### Exercise
Would you quote the material below in full and unchanged?

# # #

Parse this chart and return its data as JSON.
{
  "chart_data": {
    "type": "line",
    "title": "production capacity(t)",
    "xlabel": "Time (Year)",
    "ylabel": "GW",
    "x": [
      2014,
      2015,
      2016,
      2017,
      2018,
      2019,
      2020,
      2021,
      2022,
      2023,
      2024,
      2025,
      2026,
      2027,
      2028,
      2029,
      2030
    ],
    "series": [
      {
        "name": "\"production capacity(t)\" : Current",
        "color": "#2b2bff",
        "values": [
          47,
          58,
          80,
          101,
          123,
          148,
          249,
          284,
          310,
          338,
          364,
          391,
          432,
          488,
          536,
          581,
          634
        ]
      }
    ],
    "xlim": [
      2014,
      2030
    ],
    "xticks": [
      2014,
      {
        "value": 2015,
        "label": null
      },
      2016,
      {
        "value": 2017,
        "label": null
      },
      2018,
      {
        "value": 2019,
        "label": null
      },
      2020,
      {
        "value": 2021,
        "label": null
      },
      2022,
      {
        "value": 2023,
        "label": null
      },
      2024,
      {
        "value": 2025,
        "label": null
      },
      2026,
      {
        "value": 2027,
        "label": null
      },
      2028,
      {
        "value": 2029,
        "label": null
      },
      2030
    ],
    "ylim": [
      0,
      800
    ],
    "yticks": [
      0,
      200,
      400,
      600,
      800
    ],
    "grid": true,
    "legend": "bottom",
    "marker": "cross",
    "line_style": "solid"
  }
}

# # #

### Task result
Parse this chart and return its data as JSON.
{
  "chart_data": {
    "type": "line",
    "title": "production capacity(t)",
    "xlabel": "Time (Year)",
    "ylabel": "GW",
    "x": [
      2014,
      2015,
      2016,
      2017,
      2018,
      2019,
      2020,
      2021,
      2022,
      2023,
      2024,
      2025,
      2026,
      2027,
      2028,
      2029,
      2030
    ],
    "series": [
      {
        "name": "\"production capacity(t)\" : Current",
        "color": "#2b2bff",
        "values": [
          47,
          58,
          80,
          101,
          123,
          148,
          249,
          284,
          310,
          338,
          364,
          391,
          432,
          488,
          536,
          581,
          634
        ]
      }
    ],
    "xlim": [
      2014,
      2030
    ],
    "xticks": [
      2014,
      {
        "value": 2015,
        "label": null
      },
      2016,
      {
        "value": 2017,
        "label": null
      },
      2018,
      {
        "value": 2019,
        "label": null
      },
      2020,
      {
        "value": 2021,
        "label": null
      },
      2022,
      {
        "value": 2023,
        "label": null
      },
      2024,
      {
        "value": 2025,
        "label": null
      },
      2026,
      {
        "value": 2027,
        "label": null
      },
      2028,
      {
        "value": 2029,
        "label": null
      },
      2030
    ],
    "ylim": [
      0,
      800
    ],
    "yticks": [
      0,
      200,
      400,
      600,
      800
    ],
    "grid": true,
    "legend": "bottom",
    "marker": "cross",
    "line_style": "solid"
  }
}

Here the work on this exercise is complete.